[Figure data in JSON]
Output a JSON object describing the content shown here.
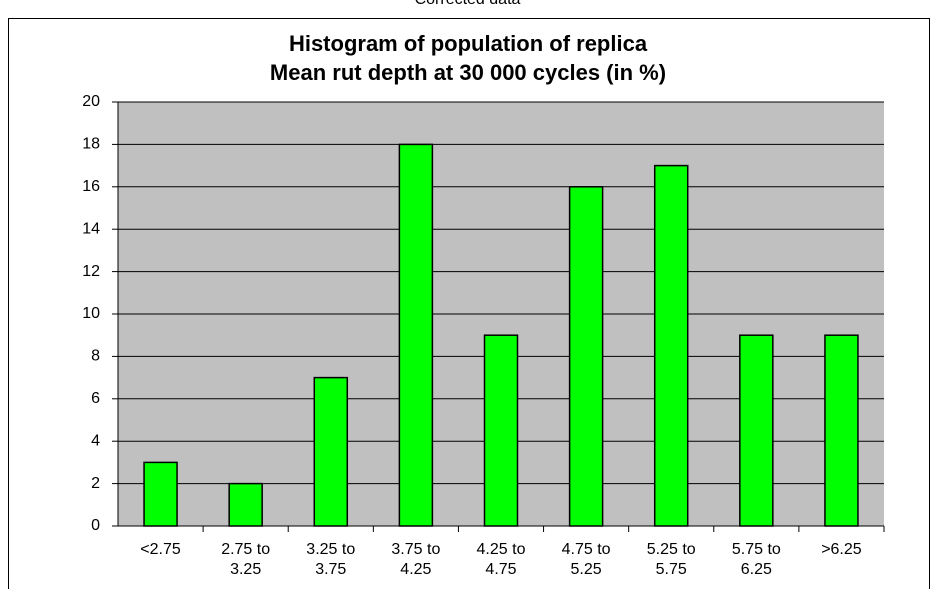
{
  "header": {
    "note": "Corrected data"
  },
  "chart_data": {
    "type": "bar",
    "title": "Histogram of population of replica",
    "subtitle": "Mean rut depth at 30 000 cycles (in %)",
    "categories": [
      "<2.75",
      "2.75 to 3.25",
      "3.25 to 3.75",
      "3.75 to 4.25",
      "4.25 to 4.75",
      "4.75 to 5.25",
      "5.25 to 5.75",
      "5.75 to 6.25",
      ">6.25"
    ],
    "values": [
      3,
      2,
      7,
      18,
      9,
      16,
      17,
      9,
      9
    ],
    "color": "#00ff00",
    "ylim": [
      0,
      20
    ],
    "yticks": [
      0,
      2,
      4,
      6,
      8,
      10,
      12,
      14,
      16,
      18,
      20
    ],
    "grid": true
  }
}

◆ Your task:
Your copy should match the entries exactly, minus the pictures.

◆ Output of the exercise:
Output a JSON object describing the content shown here.
{
  "header": {
    "note": "Corrected data"
  },
  "chart_data": {
    "type": "bar",
    "title": "Histogram of population of replica",
    "subtitle": "Mean rut depth at 30 000 cycles (in %)",
    "categories": [
      "<2.75",
      "2.75 to 3.25",
      "3.25 to 3.75",
      "3.75 to 4.25",
      "4.25 to 4.75",
      "4.75 to 5.25",
      "5.25 to 5.75",
      "5.75 to 6.25",
      ">6.25"
    ],
    "values": [
      3,
      2,
      7,
      18,
      9,
      16,
      17,
      9,
      9
    ],
    "color": "#00ff00",
    "ylim": [
      0,
      20
    ],
    "yticks": [
      0,
      2,
      4,
      6,
      8,
      10,
      12,
      14,
      16,
      18,
      20
    ],
    "grid": true
  }
}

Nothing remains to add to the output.